*Work instruction*: Below are records; copy every line in them that holds the word "Gasunie".

*Raw data*:
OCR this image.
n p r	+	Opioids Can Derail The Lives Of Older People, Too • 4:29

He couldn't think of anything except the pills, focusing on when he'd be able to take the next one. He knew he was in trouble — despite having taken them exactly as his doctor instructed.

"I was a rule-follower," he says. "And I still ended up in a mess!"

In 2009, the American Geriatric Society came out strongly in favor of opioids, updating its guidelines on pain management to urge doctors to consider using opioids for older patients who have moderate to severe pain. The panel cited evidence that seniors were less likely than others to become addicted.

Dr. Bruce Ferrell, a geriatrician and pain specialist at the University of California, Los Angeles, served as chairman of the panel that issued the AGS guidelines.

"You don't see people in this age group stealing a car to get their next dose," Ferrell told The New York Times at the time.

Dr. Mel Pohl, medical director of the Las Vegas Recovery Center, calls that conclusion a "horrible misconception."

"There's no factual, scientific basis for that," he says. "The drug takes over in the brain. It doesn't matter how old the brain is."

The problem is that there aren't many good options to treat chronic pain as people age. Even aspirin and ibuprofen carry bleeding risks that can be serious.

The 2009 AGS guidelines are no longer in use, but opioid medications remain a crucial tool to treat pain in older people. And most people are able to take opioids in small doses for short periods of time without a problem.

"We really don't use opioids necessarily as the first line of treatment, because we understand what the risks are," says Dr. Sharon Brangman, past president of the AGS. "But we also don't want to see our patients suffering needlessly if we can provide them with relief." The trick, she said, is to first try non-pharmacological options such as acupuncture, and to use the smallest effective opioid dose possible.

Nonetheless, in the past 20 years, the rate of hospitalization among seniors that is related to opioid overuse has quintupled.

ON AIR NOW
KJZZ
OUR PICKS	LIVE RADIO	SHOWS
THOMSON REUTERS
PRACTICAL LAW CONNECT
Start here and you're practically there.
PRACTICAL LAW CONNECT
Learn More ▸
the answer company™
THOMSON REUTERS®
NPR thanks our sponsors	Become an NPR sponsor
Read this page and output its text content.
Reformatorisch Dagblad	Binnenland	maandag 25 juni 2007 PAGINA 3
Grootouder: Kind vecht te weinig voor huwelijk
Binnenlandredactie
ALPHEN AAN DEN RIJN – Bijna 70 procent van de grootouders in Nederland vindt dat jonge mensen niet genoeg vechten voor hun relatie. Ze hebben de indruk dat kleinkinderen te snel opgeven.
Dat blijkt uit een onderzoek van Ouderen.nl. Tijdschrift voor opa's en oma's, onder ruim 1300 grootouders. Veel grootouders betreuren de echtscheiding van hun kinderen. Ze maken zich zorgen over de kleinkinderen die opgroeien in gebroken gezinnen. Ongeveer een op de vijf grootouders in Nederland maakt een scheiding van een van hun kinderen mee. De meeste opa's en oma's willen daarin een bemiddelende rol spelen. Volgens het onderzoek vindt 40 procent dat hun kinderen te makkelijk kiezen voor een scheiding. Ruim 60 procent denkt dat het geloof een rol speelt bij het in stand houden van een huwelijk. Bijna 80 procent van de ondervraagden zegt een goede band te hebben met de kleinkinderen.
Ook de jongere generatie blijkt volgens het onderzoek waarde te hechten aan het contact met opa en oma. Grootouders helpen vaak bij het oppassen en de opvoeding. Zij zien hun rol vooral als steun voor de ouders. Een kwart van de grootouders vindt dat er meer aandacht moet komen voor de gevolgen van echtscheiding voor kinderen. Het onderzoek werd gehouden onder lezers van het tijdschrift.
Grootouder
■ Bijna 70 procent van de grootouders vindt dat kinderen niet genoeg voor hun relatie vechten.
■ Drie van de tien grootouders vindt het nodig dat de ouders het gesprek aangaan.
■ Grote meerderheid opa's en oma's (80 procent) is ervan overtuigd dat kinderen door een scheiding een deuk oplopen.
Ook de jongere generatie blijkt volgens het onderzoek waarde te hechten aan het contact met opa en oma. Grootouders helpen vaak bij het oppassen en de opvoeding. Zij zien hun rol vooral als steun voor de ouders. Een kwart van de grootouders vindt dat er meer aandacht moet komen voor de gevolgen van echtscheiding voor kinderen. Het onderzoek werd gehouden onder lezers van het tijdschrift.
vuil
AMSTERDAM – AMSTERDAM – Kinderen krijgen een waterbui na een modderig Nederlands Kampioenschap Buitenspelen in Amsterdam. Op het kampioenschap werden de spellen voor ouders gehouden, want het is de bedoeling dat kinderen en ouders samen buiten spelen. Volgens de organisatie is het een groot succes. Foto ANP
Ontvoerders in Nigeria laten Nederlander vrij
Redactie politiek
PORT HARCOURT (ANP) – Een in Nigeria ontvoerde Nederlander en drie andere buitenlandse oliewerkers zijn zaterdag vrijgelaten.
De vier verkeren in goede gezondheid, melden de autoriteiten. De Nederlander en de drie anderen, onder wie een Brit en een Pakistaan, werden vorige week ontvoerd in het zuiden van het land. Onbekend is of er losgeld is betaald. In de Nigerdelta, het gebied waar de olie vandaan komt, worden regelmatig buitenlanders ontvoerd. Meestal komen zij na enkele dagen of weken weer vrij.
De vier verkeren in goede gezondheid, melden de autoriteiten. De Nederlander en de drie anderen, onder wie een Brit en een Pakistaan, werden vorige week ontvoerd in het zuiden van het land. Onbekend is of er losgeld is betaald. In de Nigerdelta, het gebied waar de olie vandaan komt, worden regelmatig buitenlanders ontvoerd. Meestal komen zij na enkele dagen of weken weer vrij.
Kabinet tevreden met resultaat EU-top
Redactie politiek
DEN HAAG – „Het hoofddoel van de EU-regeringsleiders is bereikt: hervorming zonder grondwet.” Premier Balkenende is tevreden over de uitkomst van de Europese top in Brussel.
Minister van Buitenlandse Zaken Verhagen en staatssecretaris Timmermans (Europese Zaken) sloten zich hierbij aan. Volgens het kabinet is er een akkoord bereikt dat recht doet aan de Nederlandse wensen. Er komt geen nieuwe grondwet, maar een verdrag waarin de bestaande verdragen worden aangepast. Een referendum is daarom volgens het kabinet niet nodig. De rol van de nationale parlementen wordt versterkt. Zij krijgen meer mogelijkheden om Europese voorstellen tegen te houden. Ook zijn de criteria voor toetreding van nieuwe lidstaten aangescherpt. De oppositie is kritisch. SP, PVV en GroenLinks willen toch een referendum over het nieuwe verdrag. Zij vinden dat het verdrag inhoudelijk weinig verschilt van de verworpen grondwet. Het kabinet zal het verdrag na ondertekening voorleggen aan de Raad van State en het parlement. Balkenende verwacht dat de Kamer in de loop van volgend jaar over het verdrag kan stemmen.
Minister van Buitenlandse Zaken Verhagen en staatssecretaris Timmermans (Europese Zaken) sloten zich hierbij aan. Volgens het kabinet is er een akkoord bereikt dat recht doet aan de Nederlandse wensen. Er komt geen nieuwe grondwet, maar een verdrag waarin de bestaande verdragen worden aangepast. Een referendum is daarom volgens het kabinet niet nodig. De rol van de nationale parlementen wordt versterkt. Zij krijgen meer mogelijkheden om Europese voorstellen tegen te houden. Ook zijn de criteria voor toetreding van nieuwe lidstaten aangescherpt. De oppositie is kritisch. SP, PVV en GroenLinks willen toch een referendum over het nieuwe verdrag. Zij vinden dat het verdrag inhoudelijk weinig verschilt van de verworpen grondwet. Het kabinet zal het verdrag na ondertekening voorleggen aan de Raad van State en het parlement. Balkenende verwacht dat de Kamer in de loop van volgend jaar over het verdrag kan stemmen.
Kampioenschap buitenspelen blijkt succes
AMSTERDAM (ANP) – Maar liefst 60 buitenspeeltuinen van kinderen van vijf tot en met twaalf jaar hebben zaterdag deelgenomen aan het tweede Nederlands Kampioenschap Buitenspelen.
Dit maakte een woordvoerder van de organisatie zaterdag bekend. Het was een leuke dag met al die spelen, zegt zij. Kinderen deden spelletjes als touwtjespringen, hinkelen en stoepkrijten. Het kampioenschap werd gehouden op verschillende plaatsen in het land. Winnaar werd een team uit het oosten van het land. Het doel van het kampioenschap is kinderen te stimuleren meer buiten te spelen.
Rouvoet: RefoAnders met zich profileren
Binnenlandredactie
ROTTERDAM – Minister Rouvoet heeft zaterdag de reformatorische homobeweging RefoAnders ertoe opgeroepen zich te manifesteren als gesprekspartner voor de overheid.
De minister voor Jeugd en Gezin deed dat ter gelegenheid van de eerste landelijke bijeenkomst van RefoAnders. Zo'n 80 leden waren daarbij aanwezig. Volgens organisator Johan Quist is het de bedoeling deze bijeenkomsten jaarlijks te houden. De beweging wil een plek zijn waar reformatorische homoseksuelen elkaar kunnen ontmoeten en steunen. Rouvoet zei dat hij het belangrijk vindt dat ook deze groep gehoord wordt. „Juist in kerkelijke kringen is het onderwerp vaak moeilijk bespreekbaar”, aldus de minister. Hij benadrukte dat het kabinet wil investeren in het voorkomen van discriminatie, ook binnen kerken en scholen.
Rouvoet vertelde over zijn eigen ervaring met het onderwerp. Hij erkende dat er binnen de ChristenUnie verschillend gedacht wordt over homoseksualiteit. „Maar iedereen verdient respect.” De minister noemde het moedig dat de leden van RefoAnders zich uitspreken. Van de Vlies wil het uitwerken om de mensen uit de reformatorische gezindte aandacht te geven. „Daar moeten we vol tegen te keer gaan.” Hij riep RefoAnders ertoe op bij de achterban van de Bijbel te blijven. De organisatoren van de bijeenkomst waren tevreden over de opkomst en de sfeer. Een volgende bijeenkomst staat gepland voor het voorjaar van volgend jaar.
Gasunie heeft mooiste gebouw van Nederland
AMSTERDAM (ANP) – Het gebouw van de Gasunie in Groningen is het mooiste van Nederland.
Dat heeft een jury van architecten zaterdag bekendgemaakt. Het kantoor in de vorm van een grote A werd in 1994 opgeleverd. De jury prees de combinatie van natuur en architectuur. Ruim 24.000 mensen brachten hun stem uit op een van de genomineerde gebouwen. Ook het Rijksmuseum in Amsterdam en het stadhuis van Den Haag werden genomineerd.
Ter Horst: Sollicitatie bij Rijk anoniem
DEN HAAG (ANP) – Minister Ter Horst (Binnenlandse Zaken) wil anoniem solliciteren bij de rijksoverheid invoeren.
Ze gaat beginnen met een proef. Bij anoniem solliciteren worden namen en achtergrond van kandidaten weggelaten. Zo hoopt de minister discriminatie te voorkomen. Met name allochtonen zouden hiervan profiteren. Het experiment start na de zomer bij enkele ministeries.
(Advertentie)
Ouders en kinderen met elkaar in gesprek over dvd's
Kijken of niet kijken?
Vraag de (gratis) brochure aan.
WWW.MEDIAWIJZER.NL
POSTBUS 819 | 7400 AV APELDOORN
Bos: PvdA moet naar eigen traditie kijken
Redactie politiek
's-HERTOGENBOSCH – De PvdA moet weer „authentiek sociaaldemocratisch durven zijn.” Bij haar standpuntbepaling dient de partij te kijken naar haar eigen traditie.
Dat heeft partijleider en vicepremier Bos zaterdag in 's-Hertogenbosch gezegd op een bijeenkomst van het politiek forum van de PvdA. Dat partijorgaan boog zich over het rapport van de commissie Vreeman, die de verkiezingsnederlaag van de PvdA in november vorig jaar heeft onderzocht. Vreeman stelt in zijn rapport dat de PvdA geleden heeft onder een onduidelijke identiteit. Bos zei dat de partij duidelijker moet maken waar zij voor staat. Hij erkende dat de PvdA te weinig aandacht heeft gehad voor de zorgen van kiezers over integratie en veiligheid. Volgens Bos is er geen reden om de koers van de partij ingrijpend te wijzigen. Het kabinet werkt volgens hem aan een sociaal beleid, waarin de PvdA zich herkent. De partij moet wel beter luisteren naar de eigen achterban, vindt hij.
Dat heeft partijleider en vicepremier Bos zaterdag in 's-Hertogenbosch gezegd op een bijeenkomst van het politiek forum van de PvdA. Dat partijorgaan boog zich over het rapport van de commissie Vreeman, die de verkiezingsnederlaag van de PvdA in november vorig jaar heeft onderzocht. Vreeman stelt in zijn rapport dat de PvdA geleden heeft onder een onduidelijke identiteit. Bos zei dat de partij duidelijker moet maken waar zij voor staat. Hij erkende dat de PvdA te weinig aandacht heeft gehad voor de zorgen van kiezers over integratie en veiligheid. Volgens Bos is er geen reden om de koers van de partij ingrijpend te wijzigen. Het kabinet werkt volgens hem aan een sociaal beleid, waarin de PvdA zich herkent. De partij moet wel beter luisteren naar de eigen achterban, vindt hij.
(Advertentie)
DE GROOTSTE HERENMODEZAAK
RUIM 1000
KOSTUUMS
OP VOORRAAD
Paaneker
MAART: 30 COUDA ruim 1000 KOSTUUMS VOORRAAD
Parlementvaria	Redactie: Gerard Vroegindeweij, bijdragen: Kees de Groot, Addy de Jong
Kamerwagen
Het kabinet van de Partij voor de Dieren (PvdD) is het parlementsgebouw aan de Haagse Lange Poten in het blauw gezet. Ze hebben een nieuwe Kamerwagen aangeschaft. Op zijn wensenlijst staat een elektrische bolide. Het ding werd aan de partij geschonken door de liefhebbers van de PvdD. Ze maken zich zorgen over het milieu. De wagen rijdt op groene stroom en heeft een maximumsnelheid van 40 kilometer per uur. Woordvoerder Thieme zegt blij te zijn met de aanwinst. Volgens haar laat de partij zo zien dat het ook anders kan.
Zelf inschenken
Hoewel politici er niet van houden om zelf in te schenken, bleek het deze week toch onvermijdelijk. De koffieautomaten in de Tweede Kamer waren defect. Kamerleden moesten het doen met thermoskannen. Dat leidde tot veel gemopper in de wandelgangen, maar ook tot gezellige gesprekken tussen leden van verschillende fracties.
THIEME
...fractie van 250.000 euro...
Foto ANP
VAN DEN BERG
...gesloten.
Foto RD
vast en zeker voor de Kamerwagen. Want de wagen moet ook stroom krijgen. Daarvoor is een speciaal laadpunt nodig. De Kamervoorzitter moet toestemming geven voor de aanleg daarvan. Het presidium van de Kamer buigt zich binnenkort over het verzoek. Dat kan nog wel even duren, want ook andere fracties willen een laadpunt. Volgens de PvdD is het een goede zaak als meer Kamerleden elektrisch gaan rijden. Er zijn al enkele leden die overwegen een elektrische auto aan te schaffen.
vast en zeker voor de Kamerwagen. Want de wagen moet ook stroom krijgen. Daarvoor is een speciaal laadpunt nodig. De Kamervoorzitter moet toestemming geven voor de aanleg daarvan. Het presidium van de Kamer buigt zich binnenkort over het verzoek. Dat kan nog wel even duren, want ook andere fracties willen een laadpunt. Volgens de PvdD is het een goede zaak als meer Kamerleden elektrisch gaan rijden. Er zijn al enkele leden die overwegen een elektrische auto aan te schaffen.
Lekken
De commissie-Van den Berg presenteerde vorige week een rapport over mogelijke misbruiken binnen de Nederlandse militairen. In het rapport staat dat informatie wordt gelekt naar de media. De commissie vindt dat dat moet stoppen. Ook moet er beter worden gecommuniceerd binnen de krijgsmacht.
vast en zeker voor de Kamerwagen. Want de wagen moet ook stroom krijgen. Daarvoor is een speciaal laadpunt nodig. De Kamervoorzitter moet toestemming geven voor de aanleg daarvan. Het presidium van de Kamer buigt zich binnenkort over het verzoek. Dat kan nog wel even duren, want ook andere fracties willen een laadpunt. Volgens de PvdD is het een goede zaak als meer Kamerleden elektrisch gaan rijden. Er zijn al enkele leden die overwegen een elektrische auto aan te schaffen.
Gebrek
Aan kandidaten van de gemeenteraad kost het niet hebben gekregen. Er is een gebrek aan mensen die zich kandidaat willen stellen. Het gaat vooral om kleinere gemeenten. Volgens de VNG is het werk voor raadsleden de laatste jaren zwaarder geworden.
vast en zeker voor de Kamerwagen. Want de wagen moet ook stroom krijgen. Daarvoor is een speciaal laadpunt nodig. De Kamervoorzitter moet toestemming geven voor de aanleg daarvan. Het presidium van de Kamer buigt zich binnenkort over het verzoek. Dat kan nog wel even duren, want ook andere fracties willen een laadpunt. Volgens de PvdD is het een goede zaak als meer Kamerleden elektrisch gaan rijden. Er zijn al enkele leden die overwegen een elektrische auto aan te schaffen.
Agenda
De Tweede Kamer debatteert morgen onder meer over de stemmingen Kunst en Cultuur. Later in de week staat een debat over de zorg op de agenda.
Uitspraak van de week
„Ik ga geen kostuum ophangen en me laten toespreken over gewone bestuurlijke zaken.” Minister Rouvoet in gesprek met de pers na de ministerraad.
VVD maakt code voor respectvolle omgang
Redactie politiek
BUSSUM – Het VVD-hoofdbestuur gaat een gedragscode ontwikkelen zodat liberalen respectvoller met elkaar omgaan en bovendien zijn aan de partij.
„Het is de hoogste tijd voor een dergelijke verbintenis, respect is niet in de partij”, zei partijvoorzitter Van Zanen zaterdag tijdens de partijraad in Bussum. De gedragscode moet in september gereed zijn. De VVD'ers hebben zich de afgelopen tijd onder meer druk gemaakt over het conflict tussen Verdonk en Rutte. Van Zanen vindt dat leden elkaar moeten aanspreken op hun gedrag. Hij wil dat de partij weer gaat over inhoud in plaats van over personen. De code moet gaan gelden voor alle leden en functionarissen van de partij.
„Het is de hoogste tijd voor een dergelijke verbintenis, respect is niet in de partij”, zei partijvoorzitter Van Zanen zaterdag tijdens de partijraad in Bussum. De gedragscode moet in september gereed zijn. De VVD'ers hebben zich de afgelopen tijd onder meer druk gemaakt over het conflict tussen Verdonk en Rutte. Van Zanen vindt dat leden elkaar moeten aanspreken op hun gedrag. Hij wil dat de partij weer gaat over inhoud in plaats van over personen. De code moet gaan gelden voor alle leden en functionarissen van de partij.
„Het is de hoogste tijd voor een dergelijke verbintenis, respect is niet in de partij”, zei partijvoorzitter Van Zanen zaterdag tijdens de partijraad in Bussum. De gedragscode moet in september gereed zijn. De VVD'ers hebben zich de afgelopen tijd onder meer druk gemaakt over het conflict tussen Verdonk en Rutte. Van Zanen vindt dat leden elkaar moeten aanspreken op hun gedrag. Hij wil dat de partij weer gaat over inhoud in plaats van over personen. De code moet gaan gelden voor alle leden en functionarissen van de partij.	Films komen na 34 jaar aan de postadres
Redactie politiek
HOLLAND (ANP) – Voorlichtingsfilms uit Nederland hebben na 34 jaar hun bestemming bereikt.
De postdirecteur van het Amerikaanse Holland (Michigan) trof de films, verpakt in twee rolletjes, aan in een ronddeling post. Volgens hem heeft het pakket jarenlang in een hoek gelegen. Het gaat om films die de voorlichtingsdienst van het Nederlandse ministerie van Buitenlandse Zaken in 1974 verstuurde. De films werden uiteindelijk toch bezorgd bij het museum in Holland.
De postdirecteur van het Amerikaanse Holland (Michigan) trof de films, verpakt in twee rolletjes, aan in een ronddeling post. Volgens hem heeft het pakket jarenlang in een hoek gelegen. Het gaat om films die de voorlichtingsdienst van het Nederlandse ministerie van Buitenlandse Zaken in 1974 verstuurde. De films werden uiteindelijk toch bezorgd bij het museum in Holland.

*Expected output*:
Gasunie heeft mooiste gebouw van Nederland
AMSTERDAM (ANP) – Het gebouw van de Gasunie in Groningen is het mooiste van Nederland.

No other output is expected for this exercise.